TO BE DONE: Pull every line from the records below and reproduce each one unchanged, omitting the pictures.

---- LISTED ENTRIES

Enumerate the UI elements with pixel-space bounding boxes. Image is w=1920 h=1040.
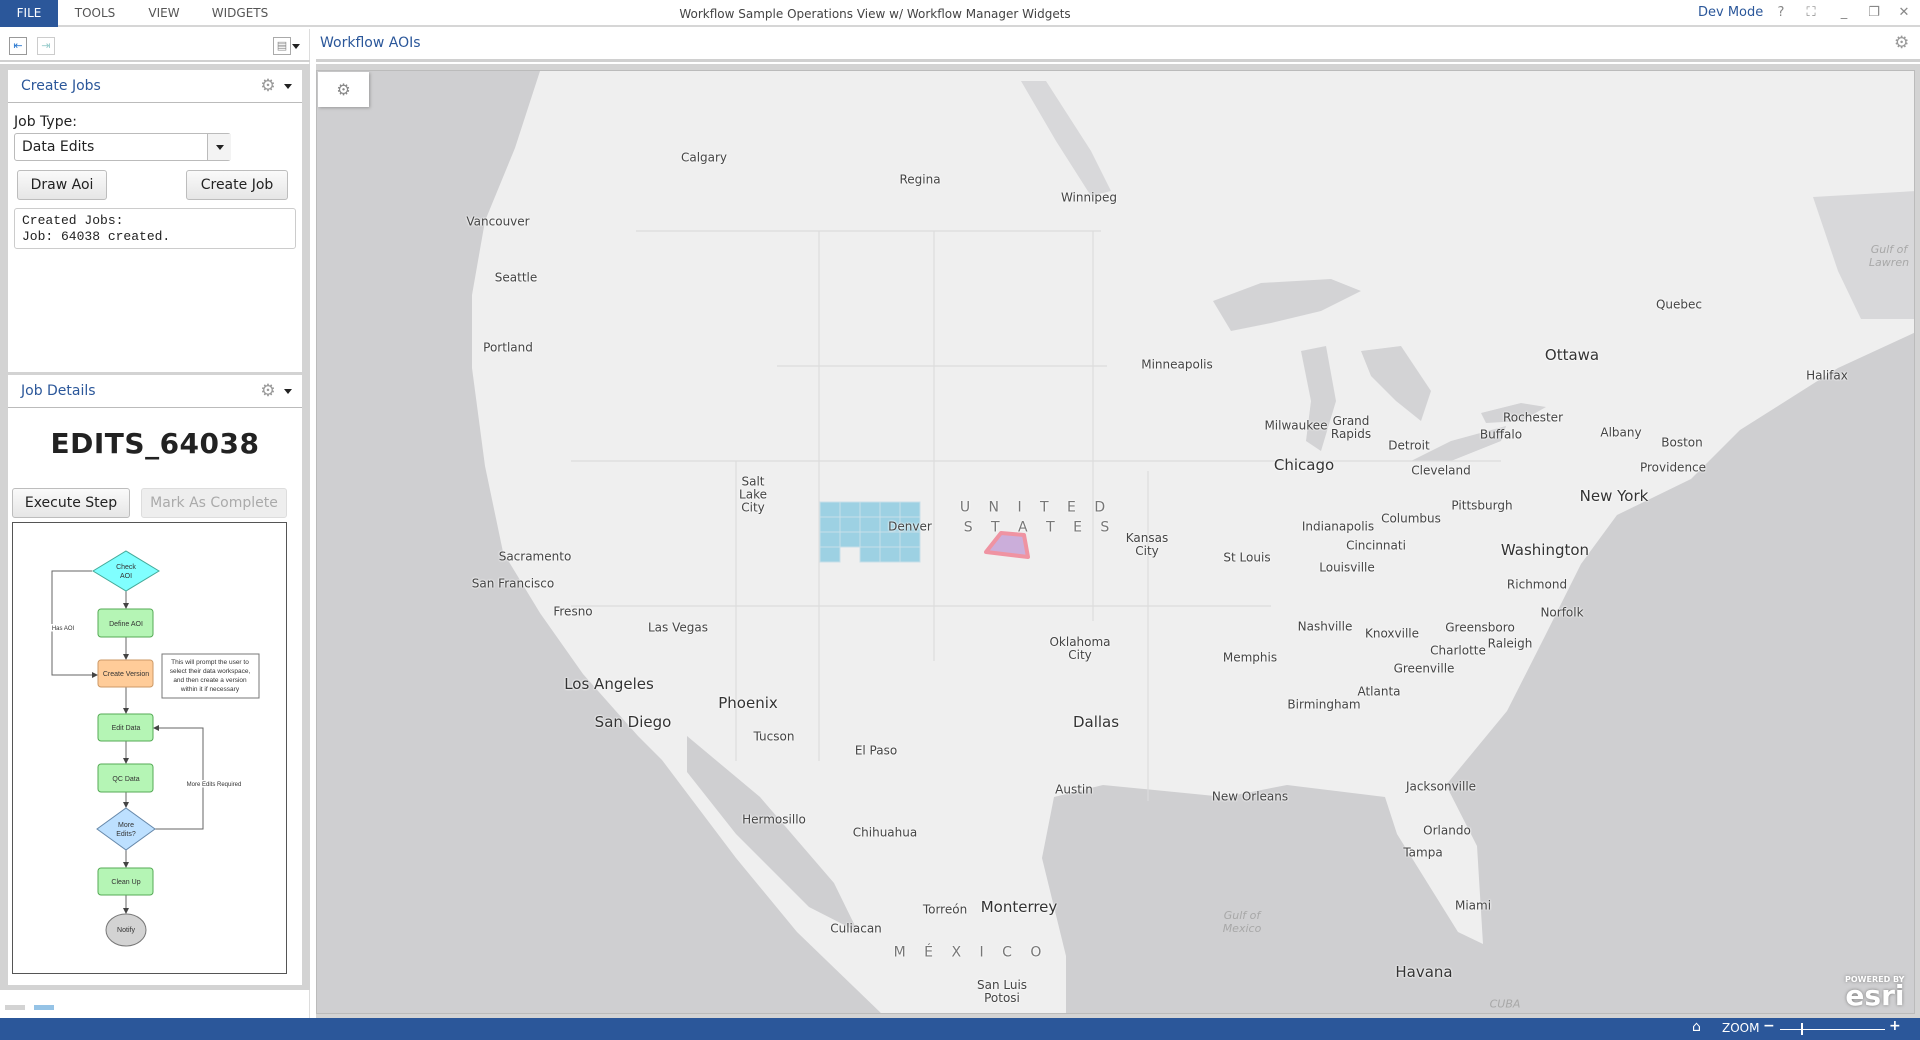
window-title: Workflow Sample Operations View w/ Workf…	[679, 7, 1071, 21]
execute-step-button[interactable]: Execute Step	[12, 488, 130, 518]
home-icon[interactable]: ⌂	[1692, 1019, 1701, 1035]
node-label: More	[118, 822, 134, 829]
note-text: select their data workspace,	[170, 668, 251, 675]
note-text: This will prompt the user to	[171, 659, 249, 666]
workflow-diagram: Check AOI Define AOI Create Version This…	[12, 522, 287, 974]
menu-tools[interactable]: TOOLS	[62, 0, 128, 27]
gear-icon[interactable]: ⚙	[259, 382, 277, 400]
job-type-value: Data Edits	[22, 139, 95, 155]
node-label: Clean Up	[111, 879, 140, 886]
map-header	[316, 29, 1920, 62]
node-label: QC Data	[112, 776, 139, 783]
note-text: and then create a version	[173, 677, 247, 684]
widget-title: Job Details	[21, 383, 96, 399]
land-north-america	[472, 71, 1914, 1013]
output-line: Job: 64038 created.	[22, 229, 171, 244]
node-label: AOI	[120, 573, 132, 580]
output-line: Created Jobs:	[22, 213, 124, 228]
esri-wordmark: esri	[1845, 979, 1905, 1012]
menu-view[interactable]: VIEW	[134, 0, 194, 27]
help-button[interactable]: ?	[1771, 3, 1791, 23]
zoom-slider[interactable]	[1780, 1029, 1885, 1030]
draw-aoi-button[interactable]: Draw Aoi	[17, 170, 107, 200]
job-type-select[interactable]: Data Edits	[14, 133, 231, 161]
esri-logo: POWERED BY esri	[1845, 975, 1905, 1012]
gear-icon[interactable]: ⚙	[259, 77, 277, 95]
job-name: EDITS_64038	[50, 427, 260, 460]
zoom-slider-handle[interactable]	[1801, 1023, 1803, 1035]
chevron-down-icon[interactable]	[284, 389, 292, 394]
fullscreen-icon[interactable]: ⛶	[1801, 3, 1821, 23]
page-indicator[interactable]	[5, 1005, 25, 1010]
created-jobs-output: Created Jobs: Job: 64038 created.	[14, 208, 296, 249]
map-title: Workflow AOIs	[320, 35, 421, 51]
create-jobs-widget: Create Jobs ⚙ Job Type: Data Edits Draw …	[8, 70, 302, 372]
dropdown-button[interactable]	[207, 134, 231, 160]
note-text: within it if necessary	[180, 686, 240, 693]
map-view[interactable]: ⚙ POWERED BY esri	[316, 70, 1915, 1014]
layout-caret-icon[interactable]	[292, 44, 300, 49]
mark-as-complete-button[interactable]: Mark As Complete	[141, 488, 287, 518]
aoi-grid	[819, 501, 921, 563]
edge-label-has-aoi: Has AOI	[52, 626, 75, 632]
dev-mode-link[interactable]: Dev Mode	[1698, 0, 1763, 26]
widget-header: Job Details ⚙	[8, 375, 302, 408]
basemap	[472, 71, 1914, 1013]
menu-file[interactable]: FILE	[0, 0, 58, 27]
node-label: Check	[116, 564, 136, 571]
minimize-icon[interactable]: _	[1834, 3, 1854, 23]
edge-label-more-edits-required: More Edits Required	[187, 782, 242, 788]
zoom-in-button[interactable]: +	[1889, 1018, 1901, 1034]
node-label: Define AOI	[109, 621, 143, 628]
collapse-left-icon[interactable]: ⇤	[9, 37, 27, 55]
zoom-label: ZOOM	[1722, 1021, 1760, 1035]
status-bar: ⌂ ZOOM − +	[0, 1018, 1920, 1040]
node-label: Edit Data	[112, 725, 141, 732]
node-label: Create Version	[103, 671, 149, 678]
menu-widgets[interactable]: WIDGETS	[200, 0, 280, 27]
close-icon[interactable]: ✕	[1894, 3, 1914, 23]
zoom-out-button[interactable]: −	[1763, 1018, 1775, 1034]
chevron-down-icon[interactable]	[284, 84, 292, 89]
layout-menu-icon[interactable]: ▤	[273, 37, 291, 55]
widget-header: Create Jobs ⚙	[8, 70, 302, 103]
page-indicator-active[interactable]	[34, 1005, 54, 1010]
restore-icon[interactable]: ❐	[1864, 3, 1884, 23]
widget-title: Create Jobs	[21, 78, 101, 94]
create-job-button[interactable]: Create Job	[186, 170, 288, 200]
node-label: Notify	[117, 927, 135, 934]
map-settings-button[interactable]: ⚙	[318, 72, 369, 107]
node-label: Edits?	[116, 831, 136, 838]
expand-right-icon[interactable]: ⇥	[37, 37, 55, 55]
chevron-down-icon	[216, 145, 224, 150]
job-type-label: Job Type:	[14, 114, 77, 130]
gear-icon[interactable]: ⚙	[1894, 33, 1909, 53]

--------

OUTPUT FOR THIS EXERCISE:
Enumerate the UI elements with pixel-space bounding boxes. Image is w=1920 h=1040.
window-title: Workflow Sample Operations View w/ Workf…	[679, 7, 1071, 21]
execute-step-button[interactable]: Execute Step	[12, 488, 130, 518]
home-icon[interactable]: ⌂	[1692, 1019, 1701, 1035]
node-label: More	[118, 822, 134, 829]
note-text: select their data workspace,	[170, 668, 251, 675]
note-text: This will prompt the user to	[171, 659, 249, 666]
workflow-diagram: Check AOI Define AOI Create Version This…	[12, 522, 287, 974]
menu-tools[interactable]: TOOLS	[62, 0, 128, 27]
gear-icon[interactable]: ⚙	[259, 382, 277, 400]
job-type-value: Data Edits	[22, 139, 95, 155]
node-label: Clean Up	[111, 879, 140, 886]
map-header	[316, 29, 1920, 62]
node-label: QC Data	[112, 776, 139, 783]
note-text: and then create a version	[173, 677, 247, 684]
widget-title: Job Details	[21, 383, 96, 399]
land-north-america	[472, 71, 1914, 1013]
output-line: Job: 64038 created.	[22, 229, 171, 244]
node-label: AOI	[120, 573, 132, 580]
output-line: Created Jobs:	[22, 213, 124, 228]
esri-wordmark: esri	[1845, 979, 1905, 1012]
menu-view[interactable]: VIEW	[134, 0, 194, 27]
help-button[interactable]: ?	[1771, 3, 1791, 23]
zoom-slider[interactable]	[1780, 1029, 1885, 1030]
draw-aoi-button[interactable]: Draw Aoi	[17, 170, 107, 200]
job-type-select[interactable]: Data Edits	[14, 133, 231, 161]
esri-logo: POWERED BY esri	[1845, 975, 1905, 1012]
gear-icon[interactable]: ⚙	[259, 77, 277, 95]
job-name: EDITS_64038	[50, 427, 260, 460]
zoom-slider-handle[interactable]	[1801, 1023, 1803, 1035]
chevron-down-icon[interactable]	[284, 389, 292, 394]
fullscreen-icon[interactable]: ⛶	[1801, 3, 1821, 23]
page-indicator[interactable]	[5, 1005, 25, 1010]
created-jobs-output: Created Jobs: Job: 64038 created.	[14, 208, 296, 249]
map-title: Workflow AOIs	[320, 35, 421, 51]
create-jobs-widget: Create Jobs ⚙ Job Type: Data Edits Draw …	[8, 70, 302, 372]
dropdown-button[interactable]	[207, 134, 231, 160]
note-text: within it if necessary	[180, 686, 240, 693]
map-view[interactable]: ⚙ POWERED BY esri	[316, 70, 1915, 1014]
layout-caret-icon[interactable]	[292, 44, 300, 49]
mark-as-complete-button[interactable]: Mark As Complete	[141, 488, 287, 518]
aoi-grid	[819, 501, 921, 563]
edge-label-has-aoi: Has AOI	[52, 626, 75, 632]
dev-mode-link[interactable]: Dev Mode	[1698, 0, 1763, 26]
widget-header: Job Details ⚙	[8, 375, 302, 408]
basemap	[472, 71, 1914, 1013]
menu-file[interactable]: FILE	[0, 0, 58, 27]
node-label: Check	[116, 564, 136, 571]
minimize-icon[interactable]: _	[1834, 3, 1854, 23]
edge-label-more-edits-required: More Edits Required	[187, 782, 242, 788]
zoom-in-button[interactable]: +	[1889, 1018, 1901, 1034]
node-label: Define AOI	[109, 621, 143, 628]
collapse-left-icon[interactable]: ⇤	[9, 37, 27, 55]
zoom-label: ZOOM	[1722, 1021, 1760, 1035]
status-bar: ⌂ ZOOM − +	[0, 1018, 1920, 1040]
node-label: Edit Data	[112, 725, 141, 732]
node-label: Create Version	[103, 671, 149, 678]
menu-widgets[interactable]: WIDGETS	[200, 0, 280, 27]
close-icon[interactable]: ✕	[1894, 3, 1914, 23]
zoom-out-button[interactable]: −	[1763, 1018, 1775, 1034]
chevron-down-icon[interactable]	[284, 84, 292, 89]
layout-menu-icon[interactable]: ▤	[273, 37, 291, 55]
widget-header: Create Jobs ⚙	[8, 70, 302, 103]
page-indicator-active[interactable]	[34, 1005, 54, 1010]
restore-icon[interactable]: ❐	[1864, 3, 1884, 23]
widget-title: Create Jobs	[21, 78, 101, 94]
create-job-button[interactable]: Create Job	[186, 170, 288, 200]
node-label: Notify	[117, 927, 135, 934]
map-settings-button[interactable]: ⚙	[318, 72, 369, 107]
node-label: Edits?	[116, 831, 136, 838]
expand-right-icon[interactable]: ⇥	[37, 37, 55, 55]
chevron-down-icon	[216, 145, 224, 150]
job-type-label: Job Type:	[14, 114, 77, 130]
gear-icon[interactable]: ⚙	[1894, 33, 1909, 53]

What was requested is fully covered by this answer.